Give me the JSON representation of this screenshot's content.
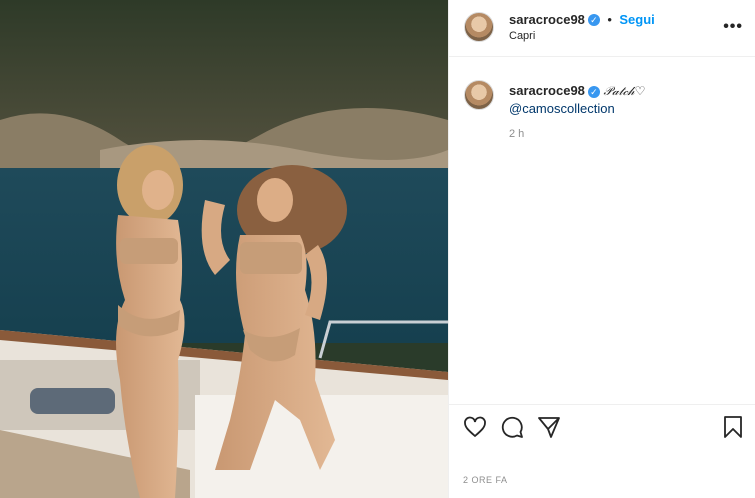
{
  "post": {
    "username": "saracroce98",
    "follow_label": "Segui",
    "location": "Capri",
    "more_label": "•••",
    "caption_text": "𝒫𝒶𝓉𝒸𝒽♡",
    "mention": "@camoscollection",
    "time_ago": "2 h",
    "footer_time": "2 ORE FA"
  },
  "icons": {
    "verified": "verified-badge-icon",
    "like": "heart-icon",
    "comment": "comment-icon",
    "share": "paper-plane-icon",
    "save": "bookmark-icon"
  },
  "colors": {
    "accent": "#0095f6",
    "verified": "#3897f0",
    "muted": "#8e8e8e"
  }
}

****************

_WHAT TO PRODUCE_: Transcribe each entry above exactly, apart from the pictures.

_SOLUTION TO THIS PROBLEM_:
Give me the JSON representation of this screenshot's content.
{
  "post": {
    "username": "saracroce98",
    "follow_label": "Segui",
    "location": "Capri",
    "more_label": "•••",
    "caption_text": "𝒫𝒶𝓉𝒸𝒽♡",
    "mention": "@camoscollection",
    "time_ago": "2 h",
    "footer_time": "2 ORE FA"
  },
  "icons": {
    "verified": "verified-badge-icon",
    "like": "heart-icon",
    "comment": "comment-icon",
    "share": "paper-plane-icon",
    "save": "bookmark-icon"
  },
  "colors": {
    "accent": "#0095f6",
    "verified": "#3897f0",
    "muted": "#8e8e8e"
  }
}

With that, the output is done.